**Exercise requirements**
Pull out every line below that holds the word "type".

** BEGIN **

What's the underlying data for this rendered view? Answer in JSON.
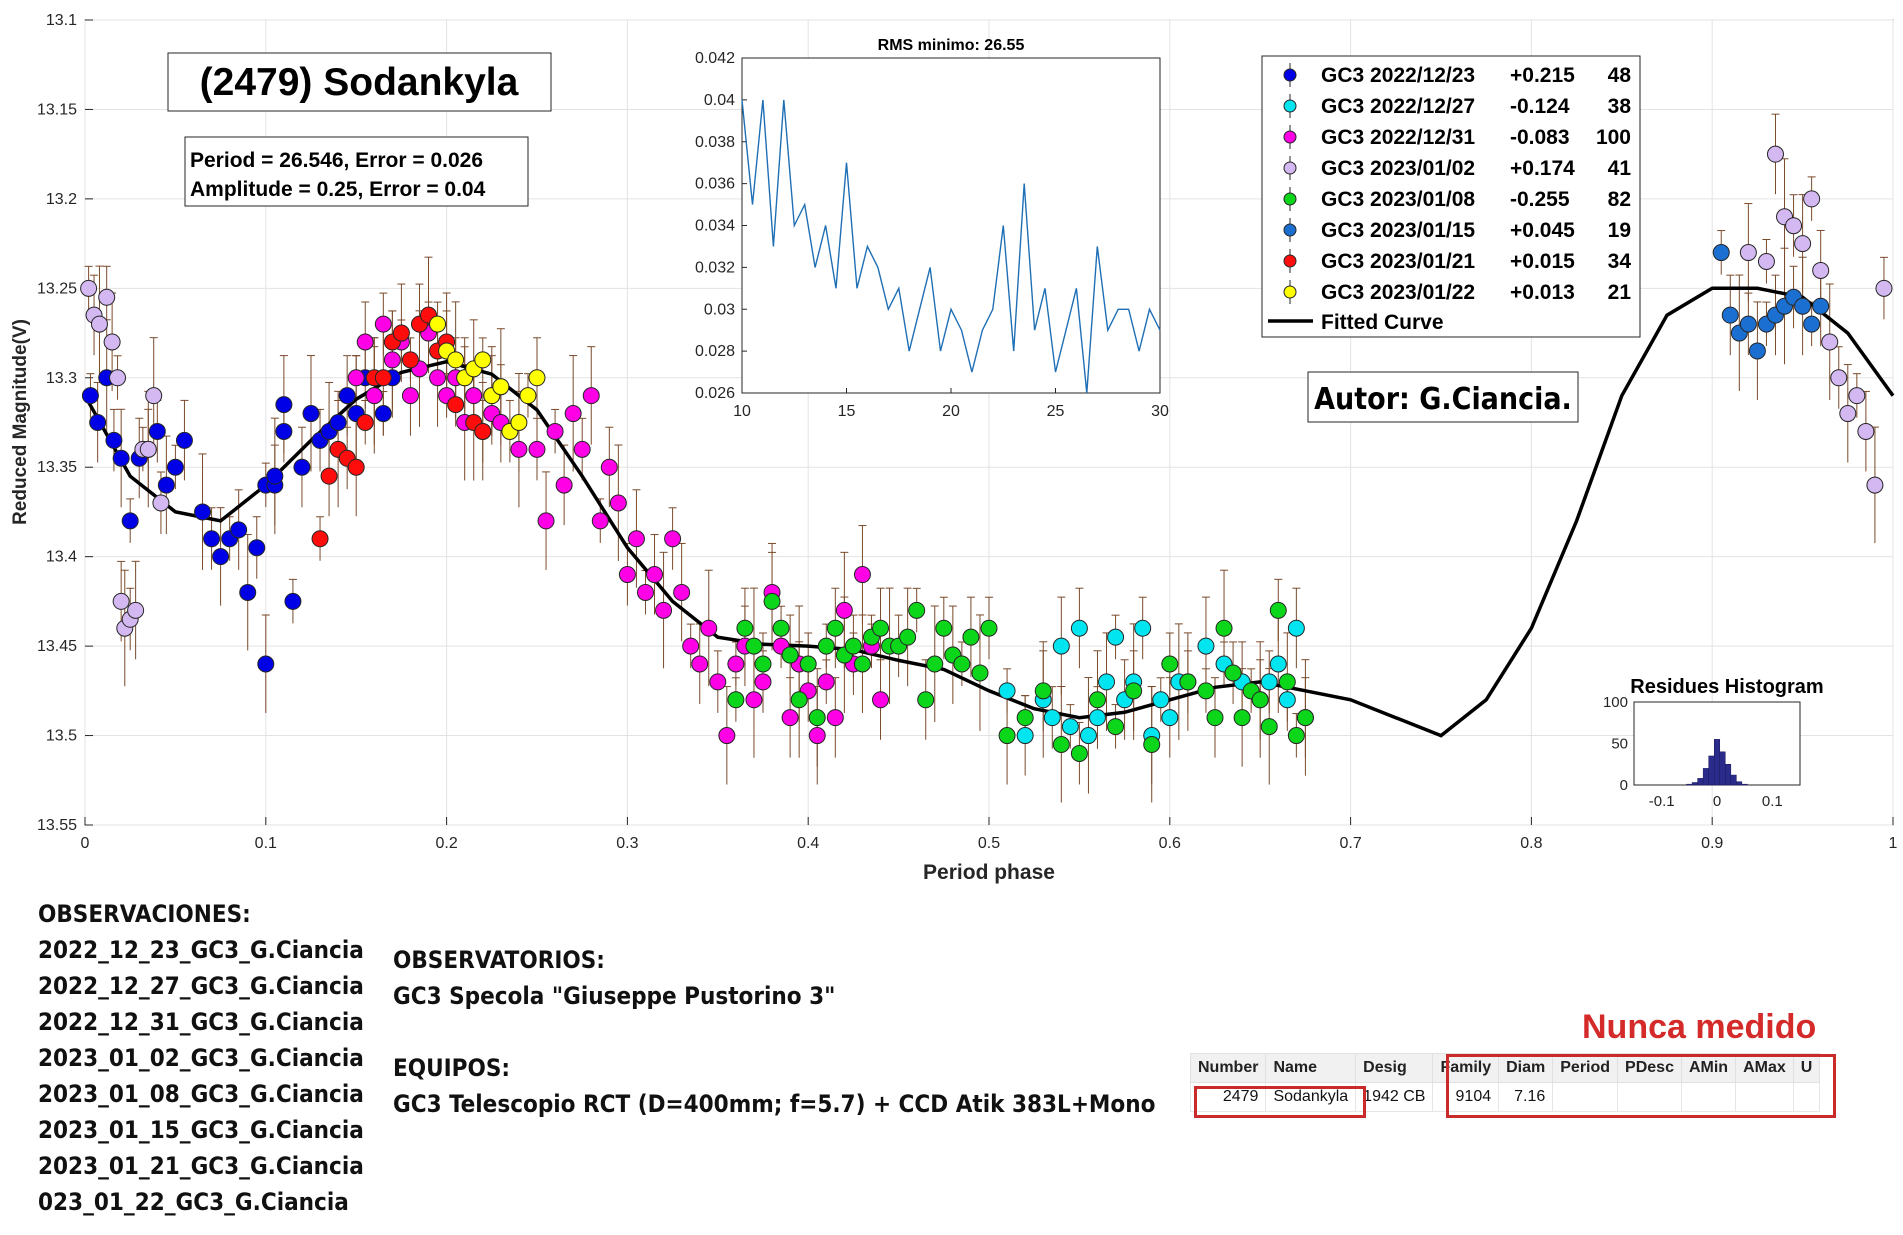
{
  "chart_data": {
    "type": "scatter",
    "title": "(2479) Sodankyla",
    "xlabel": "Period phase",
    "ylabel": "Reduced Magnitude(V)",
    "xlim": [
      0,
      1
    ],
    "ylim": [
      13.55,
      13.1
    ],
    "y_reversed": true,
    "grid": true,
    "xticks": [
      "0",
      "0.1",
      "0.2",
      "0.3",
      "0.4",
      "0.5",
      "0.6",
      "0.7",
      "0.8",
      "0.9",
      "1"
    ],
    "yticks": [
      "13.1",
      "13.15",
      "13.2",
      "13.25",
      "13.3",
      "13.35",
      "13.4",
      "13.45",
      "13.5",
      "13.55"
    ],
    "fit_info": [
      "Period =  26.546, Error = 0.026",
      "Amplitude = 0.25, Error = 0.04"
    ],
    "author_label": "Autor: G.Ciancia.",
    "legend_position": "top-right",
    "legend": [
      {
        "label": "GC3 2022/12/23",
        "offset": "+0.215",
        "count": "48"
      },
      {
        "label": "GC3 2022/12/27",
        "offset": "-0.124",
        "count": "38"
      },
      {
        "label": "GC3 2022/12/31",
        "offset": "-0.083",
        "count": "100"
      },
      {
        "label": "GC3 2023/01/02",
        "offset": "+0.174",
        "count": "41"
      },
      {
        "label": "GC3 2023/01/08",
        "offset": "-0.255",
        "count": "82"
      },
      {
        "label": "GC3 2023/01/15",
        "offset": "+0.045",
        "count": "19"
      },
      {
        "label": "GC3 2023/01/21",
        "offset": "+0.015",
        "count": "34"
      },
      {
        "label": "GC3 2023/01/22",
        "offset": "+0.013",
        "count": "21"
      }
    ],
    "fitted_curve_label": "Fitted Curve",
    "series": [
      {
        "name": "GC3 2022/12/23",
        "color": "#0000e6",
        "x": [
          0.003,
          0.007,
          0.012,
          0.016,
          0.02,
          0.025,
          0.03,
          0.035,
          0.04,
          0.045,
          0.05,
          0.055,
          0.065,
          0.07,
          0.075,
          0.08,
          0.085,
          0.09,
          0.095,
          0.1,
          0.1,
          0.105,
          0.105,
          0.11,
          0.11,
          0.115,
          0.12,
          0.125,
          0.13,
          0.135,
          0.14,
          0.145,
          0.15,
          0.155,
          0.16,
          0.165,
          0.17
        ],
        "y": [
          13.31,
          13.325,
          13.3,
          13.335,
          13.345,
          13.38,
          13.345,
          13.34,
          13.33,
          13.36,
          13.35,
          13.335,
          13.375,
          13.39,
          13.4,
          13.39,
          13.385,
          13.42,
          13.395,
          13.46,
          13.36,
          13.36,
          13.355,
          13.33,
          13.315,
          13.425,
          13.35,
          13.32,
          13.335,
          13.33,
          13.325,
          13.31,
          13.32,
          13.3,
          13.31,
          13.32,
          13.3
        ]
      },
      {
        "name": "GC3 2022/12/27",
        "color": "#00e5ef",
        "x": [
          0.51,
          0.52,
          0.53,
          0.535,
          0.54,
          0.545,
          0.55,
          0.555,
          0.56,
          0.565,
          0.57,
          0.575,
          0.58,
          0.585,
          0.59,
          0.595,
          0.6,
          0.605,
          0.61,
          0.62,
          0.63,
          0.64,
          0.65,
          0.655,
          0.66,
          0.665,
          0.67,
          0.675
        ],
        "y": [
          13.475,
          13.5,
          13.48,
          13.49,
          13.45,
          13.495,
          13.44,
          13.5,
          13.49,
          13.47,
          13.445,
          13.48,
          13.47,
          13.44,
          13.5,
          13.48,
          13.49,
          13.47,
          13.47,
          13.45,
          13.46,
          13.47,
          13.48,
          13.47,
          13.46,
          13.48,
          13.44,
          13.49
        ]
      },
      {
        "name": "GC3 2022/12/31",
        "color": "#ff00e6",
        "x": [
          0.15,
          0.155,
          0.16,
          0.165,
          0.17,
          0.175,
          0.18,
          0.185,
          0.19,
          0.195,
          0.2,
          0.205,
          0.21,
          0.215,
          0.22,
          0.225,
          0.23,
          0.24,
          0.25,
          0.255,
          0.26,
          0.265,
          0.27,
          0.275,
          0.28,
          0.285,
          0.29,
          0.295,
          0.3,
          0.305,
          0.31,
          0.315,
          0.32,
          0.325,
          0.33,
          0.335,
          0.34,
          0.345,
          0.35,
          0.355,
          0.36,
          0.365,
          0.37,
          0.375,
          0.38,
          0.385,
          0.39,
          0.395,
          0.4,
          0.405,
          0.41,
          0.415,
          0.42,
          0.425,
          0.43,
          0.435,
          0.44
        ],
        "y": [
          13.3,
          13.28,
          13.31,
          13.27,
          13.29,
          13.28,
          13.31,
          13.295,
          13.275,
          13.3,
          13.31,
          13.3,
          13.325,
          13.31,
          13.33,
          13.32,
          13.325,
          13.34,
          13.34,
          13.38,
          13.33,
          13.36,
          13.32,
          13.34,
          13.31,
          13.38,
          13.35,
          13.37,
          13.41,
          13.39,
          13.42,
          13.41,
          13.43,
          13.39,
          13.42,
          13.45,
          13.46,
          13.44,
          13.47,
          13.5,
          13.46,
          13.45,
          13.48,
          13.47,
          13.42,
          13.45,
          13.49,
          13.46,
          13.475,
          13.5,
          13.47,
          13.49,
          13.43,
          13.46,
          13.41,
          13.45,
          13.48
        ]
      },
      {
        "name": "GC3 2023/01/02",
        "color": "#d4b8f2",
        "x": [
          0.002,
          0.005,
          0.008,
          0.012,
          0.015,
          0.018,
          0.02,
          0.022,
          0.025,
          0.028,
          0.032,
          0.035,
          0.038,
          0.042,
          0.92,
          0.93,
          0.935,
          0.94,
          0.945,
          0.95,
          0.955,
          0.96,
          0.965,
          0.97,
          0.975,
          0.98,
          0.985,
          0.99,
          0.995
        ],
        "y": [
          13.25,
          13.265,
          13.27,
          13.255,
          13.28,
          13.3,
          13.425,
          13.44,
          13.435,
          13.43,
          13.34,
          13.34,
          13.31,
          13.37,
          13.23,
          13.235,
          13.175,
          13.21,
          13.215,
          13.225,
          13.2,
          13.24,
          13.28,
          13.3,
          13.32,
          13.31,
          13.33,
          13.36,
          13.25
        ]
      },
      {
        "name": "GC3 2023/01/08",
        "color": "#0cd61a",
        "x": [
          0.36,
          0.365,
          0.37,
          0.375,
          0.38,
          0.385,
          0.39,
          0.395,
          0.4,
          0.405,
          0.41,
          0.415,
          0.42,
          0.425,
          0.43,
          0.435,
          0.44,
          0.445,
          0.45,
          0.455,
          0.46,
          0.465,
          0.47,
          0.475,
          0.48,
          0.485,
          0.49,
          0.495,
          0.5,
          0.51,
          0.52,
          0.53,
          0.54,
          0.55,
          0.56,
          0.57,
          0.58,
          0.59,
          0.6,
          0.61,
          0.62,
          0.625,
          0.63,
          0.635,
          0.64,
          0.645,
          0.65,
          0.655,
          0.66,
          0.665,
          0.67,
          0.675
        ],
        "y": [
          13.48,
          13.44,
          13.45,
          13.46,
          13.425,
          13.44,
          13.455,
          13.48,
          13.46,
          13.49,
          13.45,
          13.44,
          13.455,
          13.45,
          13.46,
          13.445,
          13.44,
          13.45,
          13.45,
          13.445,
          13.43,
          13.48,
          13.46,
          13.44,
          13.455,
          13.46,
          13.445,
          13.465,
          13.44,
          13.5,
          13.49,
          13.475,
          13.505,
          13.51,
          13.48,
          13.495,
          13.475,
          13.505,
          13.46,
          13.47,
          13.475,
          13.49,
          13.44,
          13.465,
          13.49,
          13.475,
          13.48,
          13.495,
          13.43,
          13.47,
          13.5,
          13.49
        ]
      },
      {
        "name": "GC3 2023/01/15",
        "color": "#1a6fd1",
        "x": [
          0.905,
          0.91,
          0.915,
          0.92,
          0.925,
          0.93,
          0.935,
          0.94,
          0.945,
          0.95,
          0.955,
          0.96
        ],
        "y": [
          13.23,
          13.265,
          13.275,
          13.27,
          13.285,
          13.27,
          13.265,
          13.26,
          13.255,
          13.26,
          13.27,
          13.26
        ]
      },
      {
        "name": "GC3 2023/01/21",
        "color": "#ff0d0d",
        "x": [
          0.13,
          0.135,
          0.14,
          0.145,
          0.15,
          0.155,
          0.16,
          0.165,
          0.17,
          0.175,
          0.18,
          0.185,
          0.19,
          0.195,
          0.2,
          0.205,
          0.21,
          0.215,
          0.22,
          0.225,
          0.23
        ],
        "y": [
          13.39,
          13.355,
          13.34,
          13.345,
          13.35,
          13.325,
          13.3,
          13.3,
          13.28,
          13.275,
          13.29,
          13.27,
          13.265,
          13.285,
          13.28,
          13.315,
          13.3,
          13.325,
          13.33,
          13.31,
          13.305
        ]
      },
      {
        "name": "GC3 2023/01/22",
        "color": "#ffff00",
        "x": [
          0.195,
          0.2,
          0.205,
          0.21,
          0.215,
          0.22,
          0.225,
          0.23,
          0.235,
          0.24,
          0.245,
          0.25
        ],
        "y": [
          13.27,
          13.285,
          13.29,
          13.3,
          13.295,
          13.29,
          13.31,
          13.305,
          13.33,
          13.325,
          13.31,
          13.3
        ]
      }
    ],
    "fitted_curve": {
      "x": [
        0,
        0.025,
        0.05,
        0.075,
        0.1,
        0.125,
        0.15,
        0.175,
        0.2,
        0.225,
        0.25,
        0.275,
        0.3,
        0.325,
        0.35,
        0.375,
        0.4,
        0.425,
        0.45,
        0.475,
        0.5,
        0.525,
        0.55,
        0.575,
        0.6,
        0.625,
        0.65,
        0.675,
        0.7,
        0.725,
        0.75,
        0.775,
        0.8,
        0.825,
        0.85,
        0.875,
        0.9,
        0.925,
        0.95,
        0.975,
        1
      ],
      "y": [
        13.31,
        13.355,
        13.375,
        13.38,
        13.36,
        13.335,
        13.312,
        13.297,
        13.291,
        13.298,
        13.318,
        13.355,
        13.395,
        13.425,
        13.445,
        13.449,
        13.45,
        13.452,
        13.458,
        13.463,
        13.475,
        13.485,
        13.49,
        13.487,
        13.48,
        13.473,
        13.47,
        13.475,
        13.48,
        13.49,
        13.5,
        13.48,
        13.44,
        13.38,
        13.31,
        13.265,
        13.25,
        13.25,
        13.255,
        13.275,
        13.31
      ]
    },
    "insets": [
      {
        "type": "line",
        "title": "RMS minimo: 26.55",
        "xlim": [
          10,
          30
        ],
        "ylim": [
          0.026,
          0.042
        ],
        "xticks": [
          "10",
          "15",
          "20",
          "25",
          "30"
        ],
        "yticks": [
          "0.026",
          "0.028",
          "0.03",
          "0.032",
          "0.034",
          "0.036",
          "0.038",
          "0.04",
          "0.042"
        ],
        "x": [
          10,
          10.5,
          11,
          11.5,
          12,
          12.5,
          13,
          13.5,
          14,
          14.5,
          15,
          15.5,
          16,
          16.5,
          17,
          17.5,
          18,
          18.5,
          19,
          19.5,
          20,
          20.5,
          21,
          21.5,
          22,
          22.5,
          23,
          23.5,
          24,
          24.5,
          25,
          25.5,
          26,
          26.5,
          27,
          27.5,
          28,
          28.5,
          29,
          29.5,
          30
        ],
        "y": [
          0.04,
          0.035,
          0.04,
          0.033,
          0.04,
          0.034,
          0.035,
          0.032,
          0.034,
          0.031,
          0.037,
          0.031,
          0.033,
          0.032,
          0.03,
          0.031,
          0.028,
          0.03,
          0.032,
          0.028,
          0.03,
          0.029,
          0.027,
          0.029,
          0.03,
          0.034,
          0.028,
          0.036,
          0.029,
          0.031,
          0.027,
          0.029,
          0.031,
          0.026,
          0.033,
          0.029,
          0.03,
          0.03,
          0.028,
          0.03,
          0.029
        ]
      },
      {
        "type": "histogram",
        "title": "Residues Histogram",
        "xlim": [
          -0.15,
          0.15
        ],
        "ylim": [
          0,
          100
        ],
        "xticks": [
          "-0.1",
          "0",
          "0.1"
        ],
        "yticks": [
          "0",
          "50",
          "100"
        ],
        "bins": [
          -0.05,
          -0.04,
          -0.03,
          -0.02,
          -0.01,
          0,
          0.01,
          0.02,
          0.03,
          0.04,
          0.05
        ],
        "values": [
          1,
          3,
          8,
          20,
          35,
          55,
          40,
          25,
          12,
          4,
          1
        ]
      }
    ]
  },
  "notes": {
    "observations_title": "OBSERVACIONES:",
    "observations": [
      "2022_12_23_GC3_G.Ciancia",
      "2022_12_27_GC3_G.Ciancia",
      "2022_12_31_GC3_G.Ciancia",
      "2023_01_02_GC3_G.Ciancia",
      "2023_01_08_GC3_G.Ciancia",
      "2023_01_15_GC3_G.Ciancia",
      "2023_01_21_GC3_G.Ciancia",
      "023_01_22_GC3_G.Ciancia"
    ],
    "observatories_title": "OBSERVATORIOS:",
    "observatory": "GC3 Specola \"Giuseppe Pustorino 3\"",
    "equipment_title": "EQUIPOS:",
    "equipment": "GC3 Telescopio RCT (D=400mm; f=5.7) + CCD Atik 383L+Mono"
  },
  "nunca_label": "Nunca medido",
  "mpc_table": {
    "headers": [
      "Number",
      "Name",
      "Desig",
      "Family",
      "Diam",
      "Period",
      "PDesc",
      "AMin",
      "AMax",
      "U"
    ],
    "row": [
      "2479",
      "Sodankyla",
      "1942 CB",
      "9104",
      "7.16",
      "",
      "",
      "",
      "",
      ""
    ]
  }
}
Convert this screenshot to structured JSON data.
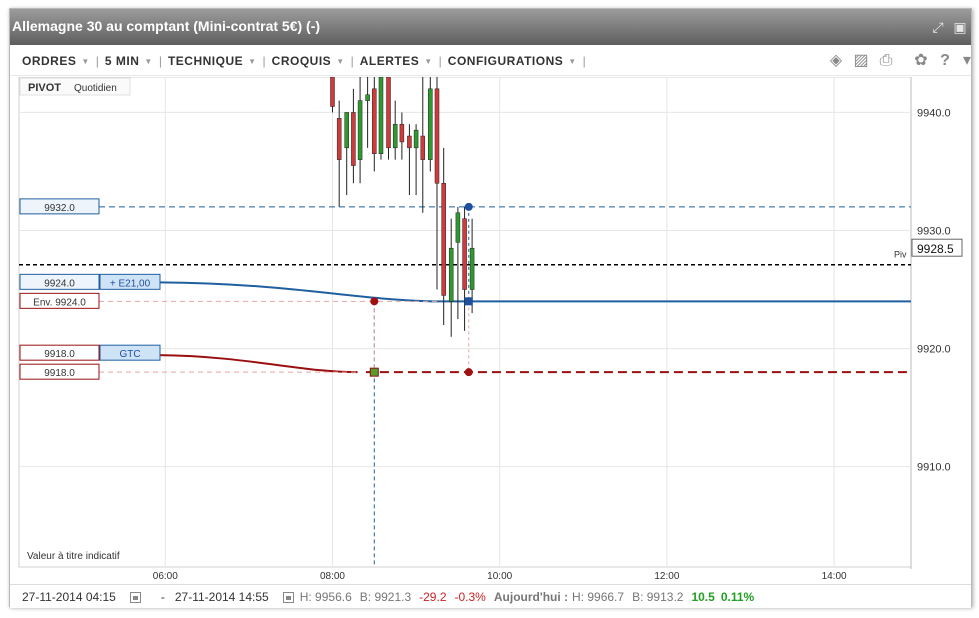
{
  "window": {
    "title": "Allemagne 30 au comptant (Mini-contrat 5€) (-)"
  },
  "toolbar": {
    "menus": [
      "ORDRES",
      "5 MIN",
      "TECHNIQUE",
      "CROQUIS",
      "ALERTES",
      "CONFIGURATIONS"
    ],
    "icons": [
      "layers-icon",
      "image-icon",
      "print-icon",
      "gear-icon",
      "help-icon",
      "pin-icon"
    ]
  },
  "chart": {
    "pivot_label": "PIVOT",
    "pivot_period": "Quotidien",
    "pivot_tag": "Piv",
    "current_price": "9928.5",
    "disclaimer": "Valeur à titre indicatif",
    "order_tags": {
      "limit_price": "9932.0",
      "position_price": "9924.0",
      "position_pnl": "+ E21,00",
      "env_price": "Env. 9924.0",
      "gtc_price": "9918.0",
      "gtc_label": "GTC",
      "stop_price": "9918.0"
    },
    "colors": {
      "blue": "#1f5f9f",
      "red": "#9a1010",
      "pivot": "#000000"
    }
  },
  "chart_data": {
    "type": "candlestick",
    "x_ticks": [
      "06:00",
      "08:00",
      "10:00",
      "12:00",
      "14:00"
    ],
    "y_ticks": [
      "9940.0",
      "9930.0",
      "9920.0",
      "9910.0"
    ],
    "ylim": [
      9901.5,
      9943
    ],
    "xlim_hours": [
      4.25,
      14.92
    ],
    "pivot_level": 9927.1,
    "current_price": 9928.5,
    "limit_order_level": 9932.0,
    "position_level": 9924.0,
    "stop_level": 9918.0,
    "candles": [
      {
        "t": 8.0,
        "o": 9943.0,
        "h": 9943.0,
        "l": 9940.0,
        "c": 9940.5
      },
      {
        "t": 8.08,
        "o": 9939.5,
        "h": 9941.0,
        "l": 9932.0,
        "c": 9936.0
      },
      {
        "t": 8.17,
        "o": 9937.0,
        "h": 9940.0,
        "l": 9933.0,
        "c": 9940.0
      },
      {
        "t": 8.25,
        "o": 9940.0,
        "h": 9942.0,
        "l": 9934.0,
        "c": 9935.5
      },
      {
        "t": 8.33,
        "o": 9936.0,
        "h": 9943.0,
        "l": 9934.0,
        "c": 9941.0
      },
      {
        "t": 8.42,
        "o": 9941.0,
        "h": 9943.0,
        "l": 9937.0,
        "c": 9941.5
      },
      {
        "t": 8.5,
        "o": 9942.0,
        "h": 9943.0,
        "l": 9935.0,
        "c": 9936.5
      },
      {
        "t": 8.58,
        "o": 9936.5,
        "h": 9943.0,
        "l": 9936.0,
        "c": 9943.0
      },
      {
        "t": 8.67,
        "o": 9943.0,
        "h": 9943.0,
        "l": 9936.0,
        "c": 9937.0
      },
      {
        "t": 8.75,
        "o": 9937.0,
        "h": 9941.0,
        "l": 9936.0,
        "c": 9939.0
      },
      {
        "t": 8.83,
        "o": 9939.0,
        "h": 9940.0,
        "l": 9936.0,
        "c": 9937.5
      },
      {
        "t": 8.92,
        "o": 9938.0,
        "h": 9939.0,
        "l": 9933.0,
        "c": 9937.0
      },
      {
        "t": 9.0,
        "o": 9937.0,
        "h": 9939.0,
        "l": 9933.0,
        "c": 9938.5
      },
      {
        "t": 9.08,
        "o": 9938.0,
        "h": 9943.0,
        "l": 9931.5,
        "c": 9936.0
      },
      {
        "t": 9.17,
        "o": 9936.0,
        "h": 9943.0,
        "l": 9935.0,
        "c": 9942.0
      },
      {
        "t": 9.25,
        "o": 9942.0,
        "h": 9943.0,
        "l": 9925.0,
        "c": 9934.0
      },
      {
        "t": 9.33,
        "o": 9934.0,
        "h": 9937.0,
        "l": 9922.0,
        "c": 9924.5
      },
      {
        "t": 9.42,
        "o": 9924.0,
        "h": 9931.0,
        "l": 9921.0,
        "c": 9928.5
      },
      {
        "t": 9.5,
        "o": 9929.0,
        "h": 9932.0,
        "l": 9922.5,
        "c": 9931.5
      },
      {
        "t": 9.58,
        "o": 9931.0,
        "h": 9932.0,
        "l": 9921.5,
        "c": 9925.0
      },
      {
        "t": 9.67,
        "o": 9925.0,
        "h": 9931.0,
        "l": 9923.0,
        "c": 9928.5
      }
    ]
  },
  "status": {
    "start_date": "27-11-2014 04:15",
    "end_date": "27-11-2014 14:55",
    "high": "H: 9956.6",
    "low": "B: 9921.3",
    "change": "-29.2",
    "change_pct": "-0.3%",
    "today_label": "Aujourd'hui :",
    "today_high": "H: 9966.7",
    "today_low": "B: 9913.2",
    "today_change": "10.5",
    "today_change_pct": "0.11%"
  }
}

** END **

**Right answer**
    "type": "scatter",
        "type": "line",
        "type": "histogram",
    "type": "candlestick",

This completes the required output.